** Exercise **
Word for word, transcribe the lines below and drop the pictures.

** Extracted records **
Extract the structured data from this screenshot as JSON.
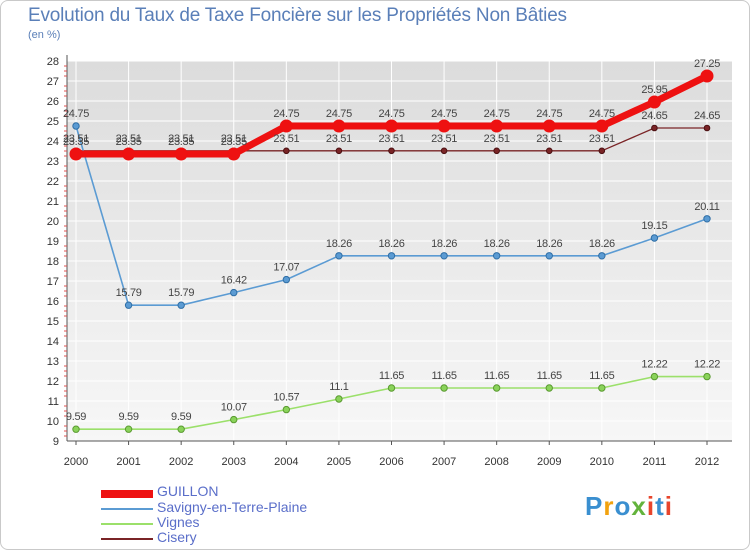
{
  "title": "Evolution du Taux de Taxe Foncière sur les Propriétés Non Bâties",
  "unit_label": "(en %)",
  "logo": {
    "text": "Proxiti",
    "colors": [
      "#3a8fd0",
      "#f2a20e",
      "#3a8fd0",
      "#63b33c",
      "#e8452c",
      "#3a8fd0",
      "#e8452c"
    ]
  },
  "chart_data": {
    "type": "line",
    "x": [
      "2000",
      "2001",
      "2002",
      "2003",
      "2004",
      "2005",
      "2006",
      "2007",
      "2008",
      "2009",
      "2010",
      "2011",
      "2012"
    ],
    "ylim": [
      9,
      28
    ],
    "yticks": [
      "9",
      "10",
      "11",
      "12",
      "13",
      "14",
      "15",
      "16",
      "17",
      "18",
      "19",
      "20",
      "21",
      "22",
      "23",
      "24",
      "25",
      "26",
      "27",
      "28"
    ],
    "grid": true,
    "series": [
      {
        "name": "Cisery",
        "color": "#7a2426",
        "values": [
          23.51,
          23.51,
          23.51,
          23.51,
          23.51,
          23.51,
          23.51,
          23.51,
          23.51,
          23.51,
          23.51,
          24.65,
          24.65
        ],
        "labels": [
          "23.51",
          "23.51",
          "23.51",
          "23.51",
          "23.51",
          "23.51",
          "23.51",
          "23.51",
          "23.51",
          "23.51",
          "23.51",
          "24.65",
          "24.65"
        ]
      },
      {
        "name": "Vignes",
        "color": "#9be06a",
        "values": [
          9.59,
          9.59,
          9.59,
          10.07,
          10.57,
          11.1,
          11.65,
          11.65,
          11.65,
          11.65,
          11.65,
          12.22,
          12.22
        ],
        "labels": [
          "9.59",
          "9.59",
          "9.59",
          "10.07",
          "10.57",
          "11.1",
          "11.65",
          "11.65",
          "11.65",
          "11.65",
          "11.65",
          "12.22",
          "12.22"
        ]
      },
      {
        "name": "Savigny-en-Terre-Plaine",
        "color": "#5b9bd3",
        "values": [
          24.75,
          15.79,
          15.79,
          16.42,
          17.07,
          18.26,
          18.26,
          18.26,
          18.26,
          18.26,
          18.26,
          19.15,
          20.11
        ],
        "labels": [
          "24.75",
          "15.79",
          "15.79",
          "16.42",
          "17.07",
          "18.26",
          "18.26",
          "18.26",
          "18.26",
          "18.26",
          "18.26",
          "19.15",
          "20.11"
        ]
      },
      {
        "name": "GUILLON",
        "color": "#ee1111",
        "values": [
          23.35,
          23.35,
          23.35,
          23.35,
          24.75,
          24.75,
          24.75,
          24.75,
          24.75,
          24.75,
          24.75,
          25.95,
          27.25
        ],
        "labels": [
          "23.35",
          "23.35",
          "23.35",
          "23.35",
          "24.75",
          "24.75",
          "24.75",
          "24.75",
          "24.75",
          "24.75",
          "24.75",
          "25.95",
          "27.25"
        ]
      }
    ],
    "legend": [
      "GUILLON",
      "Savigny-en-Terre-Plaine",
      "Vignes",
      "Cisery"
    ],
    "legend_position": "bottom-left"
  }
}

** Problem solution **
Extract the structured data from this screenshot as JSON.
{
  "title": "Evolution du Taux de Taxe Foncière sur les Propriétés Non Bâties",
  "unit_label": "(en %)",
  "logo": {
    "text": "Proxiti",
    "colors": [
      "#3a8fd0",
      "#f2a20e",
      "#3a8fd0",
      "#63b33c",
      "#e8452c",
      "#3a8fd0",
      "#e8452c"
    ]
  },
  "chart_data": {
    "type": "line",
    "x": [
      "2000",
      "2001",
      "2002",
      "2003",
      "2004",
      "2005",
      "2006",
      "2007",
      "2008",
      "2009",
      "2010",
      "2011",
      "2012"
    ],
    "ylim": [
      9,
      28
    ],
    "yticks": [
      "9",
      "10",
      "11",
      "12",
      "13",
      "14",
      "15",
      "16",
      "17",
      "18",
      "19",
      "20",
      "21",
      "22",
      "23",
      "24",
      "25",
      "26",
      "27",
      "28"
    ],
    "grid": true,
    "series": [
      {
        "name": "Cisery",
        "color": "#7a2426",
        "values": [
          23.51,
          23.51,
          23.51,
          23.51,
          23.51,
          23.51,
          23.51,
          23.51,
          23.51,
          23.51,
          23.51,
          24.65,
          24.65
        ],
        "labels": [
          "23.51",
          "23.51",
          "23.51",
          "23.51",
          "23.51",
          "23.51",
          "23.51",
          "23.51",
          "23.51",
          "23.51",
          "23.51",
          "24.65",
          "24.65"
        ]
      },
      {
        "name": "Vignes",
        "color": "#9be06a",
        "values": [
          9.59,
          9.59,
          9.59,
          10.07,
          10.57,
          11.1,
          11.65,
          11.65,
          11.65,
          11.65,
          11.65,
          12.22,
          12.22
        ],
        "labels": [
          "9.59",
          "9.59",
          "9.59",
          "10.07",
          "10.57",
          "11.1",
          "11.65",
          "11.65",
          "11.65",
          "11.65",
          "11.65",
          "12.22",
          "12.22"
        ]
      },
      {
        "name": "Savigny-en-Terre-Plaine",
        "color": "#5b9bd3",
        "values": [
          24.75,
          15.79,
          15.79,
          16.42,
          17.07,
          18.26,
          18.26,
          18.26,
          18.26,
          18.26,
          18.26,
          19.15,
          20.11
        ],
        "labels": [
          "24.75",
          "15.79",
          "15.79",
          "16.42",
          "17.07",
          "18.26",
          "18.26",
          "18.26",
          "18.26",
          "18.26",
          "18.26",
          "19.15",
          "20.11"
        ]
      },
      {
        "name": "GUILLON",
        "color": "#ee1111",
        "values": [
          23.35,
          23.35,
          23.35,
          23.35,
          24.75,
          24.75,
          24.75,
          24.75,
          24.75,
          24.75,
          24.75,
          25.95,
          27.25
        ],
        "labels": [
          "23.35",
          "23.35",
          "23.35",
          "23.35",
          "24.75",
          "24.75",
          "24.75",
          "24.75",
          "24.75",
          "24.75",
          "24.75",
          "25.95",
          "27.25"
        ]
      }
    ],
    "legend": [
      "GUILLON",
      "Savigny-en-Terre-Plaine",
      "Vignes",
      "Cisery"
    ],
    "legend_position": "bottom-left"
  }
}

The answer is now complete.